Data excerpts:
┏━━

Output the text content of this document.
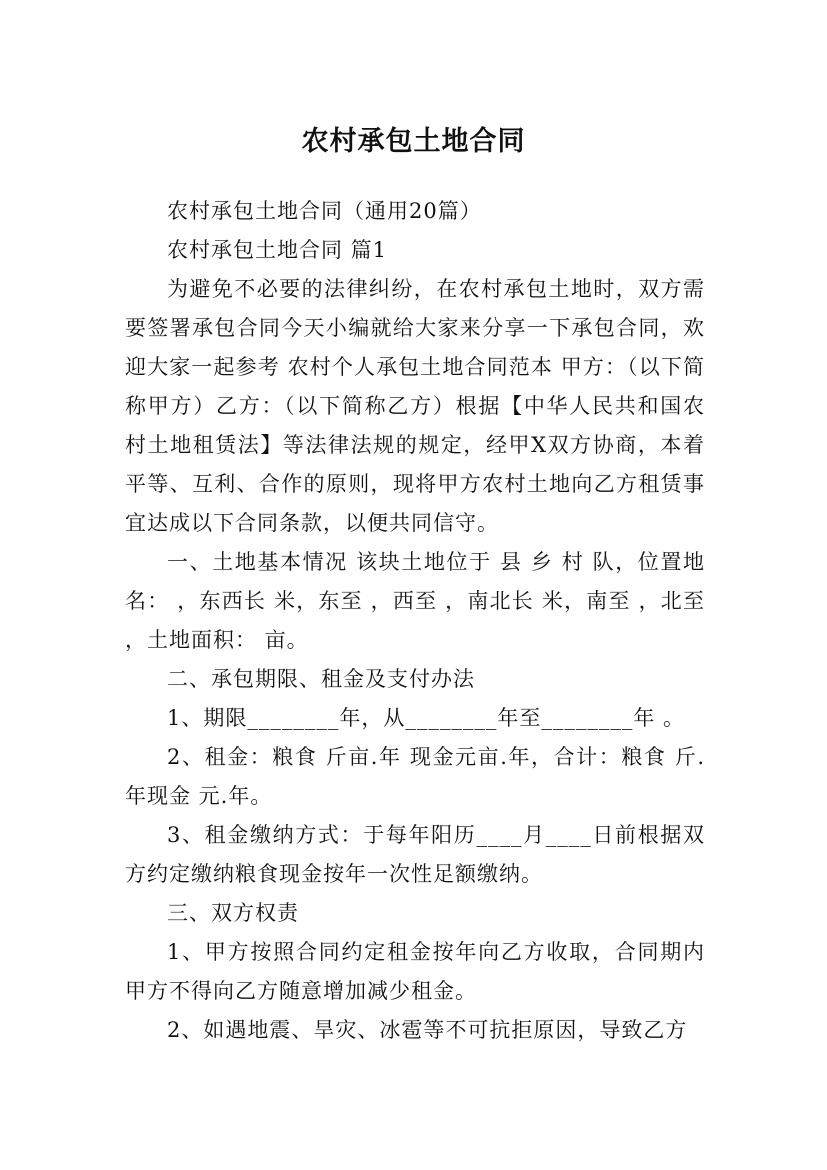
农村承包土地合同

农村承包土地合同（通用20篇）

农村承包土地合同 篇1

为避免不必要的法律纠纷，在农村承包土地时，双方需要签署承包合同今天小编就给大家来分享一下承包合同，欢迎大家一起参考 农村个人承包土地合同范本 甲方：（以下简称甲方）乙方：（以下简称乙方）根据【中华人民共和国农村土地租赁法】等法律法规的规定，经甲X双方协商，本着平等、互利、合作的原则，现将甲方农村土地向乙方租赁事宜达成以下合同条款，以便共同信守。

一、土地基本情况 该块土地位于 县 乡 村 队，位置地名： ，东西长 米，东至 ，西至 ，南北长 米，南至 ，北至 ，土地面积： 亩。

二、承包期限、租金及支付办法

1、期限________年，从________年至________年 。

2、租金：粮食 斤亩.年 现金元亩.年，合计：粮食 斤.年现金 元.年。

3、租金缴纳方式：于每年阳历____月____日前根据双方约定缴纳粮食现金按年一次性足额缴纳。

三、双方权责

1、甲方按照合同约定租金按年向乙方收取，合同期内甲方不得向乙方随意增加减少租金。

2、如遇地震、旱灾、冰雹等不可抗拒原因，导致乙方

┗━━

Written exercise:
Reproduce each line exactly as it appears, omitting the pictures.

Solution to this problem:
Output the text content of this document.
农村承包土地合同

农村承包土地合同（通用20篇）

农村承包土地合同 篇1

为避免不必要的法律纠纷，在农村承包土地时，双方需要签署承包合同今天小编就给大家来分享一下承包合同，欢迎大家一起参考 农村个人承包土地合同范本 甲方：（以下简称甲方）乙方：（以下简称乙方）根据【中华人民共和国农村土地租赁法】等法律法规的规定，经甲X双方协商，本着平等、互利、合作的原则，现将甲方农村土地向乙方租赁事宜达成以下合同条款，以便共同信守。

一、土地基本情况 该块土地位于 县 乡 村 队，位置地名： ，东西长 米，东至 ，西至 ，南北长 米，南至 ，北至 ，土地面积： 亩。

二、承包期限、租金及支付办法

1、期限________年，从________年至________年 。

2、租金：粮食 斤亩.年 现金元亩.年，合计：粮食 斤.年现金 元.年。

3、租金缴纳方式：于每年阳历____月____日前根据双方约定缴纳粮食现金按年一次性足额缴纳。

三、双方权责

1、甲方按照合同约定租金按年向乙方收取，合同期内甲方不得向乙方随意增加减少租金。

2、如遇地震、旱灾、冰雹等不可抗拒原因，导致乙方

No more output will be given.